## Exercise objective
Please report every line of the data below that contains the string "left", matching case exactly.

[Annotated region listings]
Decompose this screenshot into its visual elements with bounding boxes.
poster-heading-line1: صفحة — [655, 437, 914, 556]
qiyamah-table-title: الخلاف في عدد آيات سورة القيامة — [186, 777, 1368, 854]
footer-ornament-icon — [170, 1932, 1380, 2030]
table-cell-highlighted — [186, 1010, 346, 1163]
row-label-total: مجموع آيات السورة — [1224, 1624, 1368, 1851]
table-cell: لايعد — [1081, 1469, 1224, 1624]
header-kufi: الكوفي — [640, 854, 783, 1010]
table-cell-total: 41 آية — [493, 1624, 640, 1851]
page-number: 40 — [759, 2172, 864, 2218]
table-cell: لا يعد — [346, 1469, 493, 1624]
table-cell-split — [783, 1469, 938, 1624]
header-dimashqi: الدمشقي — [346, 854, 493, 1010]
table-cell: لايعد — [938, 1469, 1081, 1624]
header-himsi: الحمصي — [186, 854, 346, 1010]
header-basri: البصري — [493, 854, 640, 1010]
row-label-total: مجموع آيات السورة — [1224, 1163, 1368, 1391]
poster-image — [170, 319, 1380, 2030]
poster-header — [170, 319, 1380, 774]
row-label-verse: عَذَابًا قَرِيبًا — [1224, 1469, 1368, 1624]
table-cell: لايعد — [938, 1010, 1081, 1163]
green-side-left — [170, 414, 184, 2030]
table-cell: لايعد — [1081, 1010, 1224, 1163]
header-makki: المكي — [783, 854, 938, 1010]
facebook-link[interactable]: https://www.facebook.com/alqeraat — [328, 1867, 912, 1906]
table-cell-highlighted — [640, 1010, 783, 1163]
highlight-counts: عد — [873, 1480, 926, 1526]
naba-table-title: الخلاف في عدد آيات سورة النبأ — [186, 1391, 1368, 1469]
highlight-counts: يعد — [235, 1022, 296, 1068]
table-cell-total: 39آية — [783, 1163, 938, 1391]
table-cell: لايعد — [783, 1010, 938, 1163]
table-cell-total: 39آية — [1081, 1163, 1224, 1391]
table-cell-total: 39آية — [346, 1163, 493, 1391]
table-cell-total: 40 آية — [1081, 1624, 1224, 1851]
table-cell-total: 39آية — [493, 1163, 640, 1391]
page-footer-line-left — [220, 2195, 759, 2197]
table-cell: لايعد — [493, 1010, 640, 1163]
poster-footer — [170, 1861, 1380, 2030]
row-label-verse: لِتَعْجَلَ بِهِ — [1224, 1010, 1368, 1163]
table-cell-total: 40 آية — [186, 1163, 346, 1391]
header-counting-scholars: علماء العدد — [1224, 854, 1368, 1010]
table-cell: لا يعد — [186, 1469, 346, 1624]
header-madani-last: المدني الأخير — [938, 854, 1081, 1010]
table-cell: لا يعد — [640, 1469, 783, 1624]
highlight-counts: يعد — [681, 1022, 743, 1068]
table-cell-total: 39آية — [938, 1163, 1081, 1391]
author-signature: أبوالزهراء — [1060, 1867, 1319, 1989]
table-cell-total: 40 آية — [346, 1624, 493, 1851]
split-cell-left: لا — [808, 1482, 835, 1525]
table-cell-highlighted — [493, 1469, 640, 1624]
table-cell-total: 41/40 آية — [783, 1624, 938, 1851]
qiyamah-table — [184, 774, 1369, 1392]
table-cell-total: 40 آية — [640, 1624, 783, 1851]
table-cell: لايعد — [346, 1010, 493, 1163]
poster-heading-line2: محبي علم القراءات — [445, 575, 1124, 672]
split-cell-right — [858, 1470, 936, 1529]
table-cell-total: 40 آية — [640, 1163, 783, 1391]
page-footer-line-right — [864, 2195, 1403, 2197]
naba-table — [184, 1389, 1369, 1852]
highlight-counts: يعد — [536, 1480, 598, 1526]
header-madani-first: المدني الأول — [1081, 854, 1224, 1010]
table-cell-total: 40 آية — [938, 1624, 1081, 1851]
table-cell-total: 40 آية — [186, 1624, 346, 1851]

## Exercise output
green-side-left — [170, 414, 184, 2030]
page-footer-line-left — [220, 2195, 759, 2197]
split-cell-left: لا — [808, 1482, 835, 1525]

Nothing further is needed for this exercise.